* Stated task
In the entries that follow, how many lines hold the string "konci"? Give only that number.

begin Input

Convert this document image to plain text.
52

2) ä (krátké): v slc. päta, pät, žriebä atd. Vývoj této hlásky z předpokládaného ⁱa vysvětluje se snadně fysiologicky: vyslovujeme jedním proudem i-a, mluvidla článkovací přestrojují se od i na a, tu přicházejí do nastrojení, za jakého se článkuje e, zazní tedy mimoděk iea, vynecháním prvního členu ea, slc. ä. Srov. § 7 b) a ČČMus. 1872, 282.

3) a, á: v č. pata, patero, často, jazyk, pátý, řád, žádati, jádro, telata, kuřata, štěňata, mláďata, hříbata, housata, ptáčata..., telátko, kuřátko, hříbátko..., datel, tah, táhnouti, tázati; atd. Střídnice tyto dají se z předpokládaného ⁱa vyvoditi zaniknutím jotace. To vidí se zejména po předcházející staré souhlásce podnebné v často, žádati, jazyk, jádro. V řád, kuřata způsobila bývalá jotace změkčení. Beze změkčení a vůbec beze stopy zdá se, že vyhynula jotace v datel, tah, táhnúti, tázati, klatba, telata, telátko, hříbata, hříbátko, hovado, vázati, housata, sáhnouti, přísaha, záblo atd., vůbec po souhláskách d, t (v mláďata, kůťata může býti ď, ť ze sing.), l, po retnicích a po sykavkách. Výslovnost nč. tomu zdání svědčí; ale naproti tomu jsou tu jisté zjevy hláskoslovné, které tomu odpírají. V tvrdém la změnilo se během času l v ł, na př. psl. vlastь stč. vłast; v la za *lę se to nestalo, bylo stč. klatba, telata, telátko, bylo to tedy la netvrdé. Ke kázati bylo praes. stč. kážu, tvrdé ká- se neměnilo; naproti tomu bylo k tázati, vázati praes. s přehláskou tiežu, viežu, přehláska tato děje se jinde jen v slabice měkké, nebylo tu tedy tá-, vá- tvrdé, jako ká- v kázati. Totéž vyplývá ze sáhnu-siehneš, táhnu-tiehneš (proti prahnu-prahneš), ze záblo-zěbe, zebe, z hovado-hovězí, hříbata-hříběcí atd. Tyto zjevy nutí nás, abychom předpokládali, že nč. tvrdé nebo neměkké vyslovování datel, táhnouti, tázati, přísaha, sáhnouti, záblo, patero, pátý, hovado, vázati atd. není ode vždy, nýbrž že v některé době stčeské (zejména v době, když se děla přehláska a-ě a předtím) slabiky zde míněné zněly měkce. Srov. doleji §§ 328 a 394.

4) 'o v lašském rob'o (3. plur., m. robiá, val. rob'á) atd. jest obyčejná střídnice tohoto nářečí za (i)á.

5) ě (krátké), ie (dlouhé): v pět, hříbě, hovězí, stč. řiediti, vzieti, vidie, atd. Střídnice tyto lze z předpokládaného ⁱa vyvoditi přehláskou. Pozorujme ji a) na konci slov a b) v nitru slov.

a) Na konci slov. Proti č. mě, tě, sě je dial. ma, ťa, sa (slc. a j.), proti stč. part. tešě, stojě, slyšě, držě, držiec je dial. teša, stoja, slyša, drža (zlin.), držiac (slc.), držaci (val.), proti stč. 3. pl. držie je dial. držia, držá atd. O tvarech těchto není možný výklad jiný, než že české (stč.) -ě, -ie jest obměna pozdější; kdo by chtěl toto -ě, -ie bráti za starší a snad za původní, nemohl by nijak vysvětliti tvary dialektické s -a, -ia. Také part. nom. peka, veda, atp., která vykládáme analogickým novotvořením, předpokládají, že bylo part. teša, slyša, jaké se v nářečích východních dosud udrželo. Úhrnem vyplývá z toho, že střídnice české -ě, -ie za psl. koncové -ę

end Input

* Exercise output
2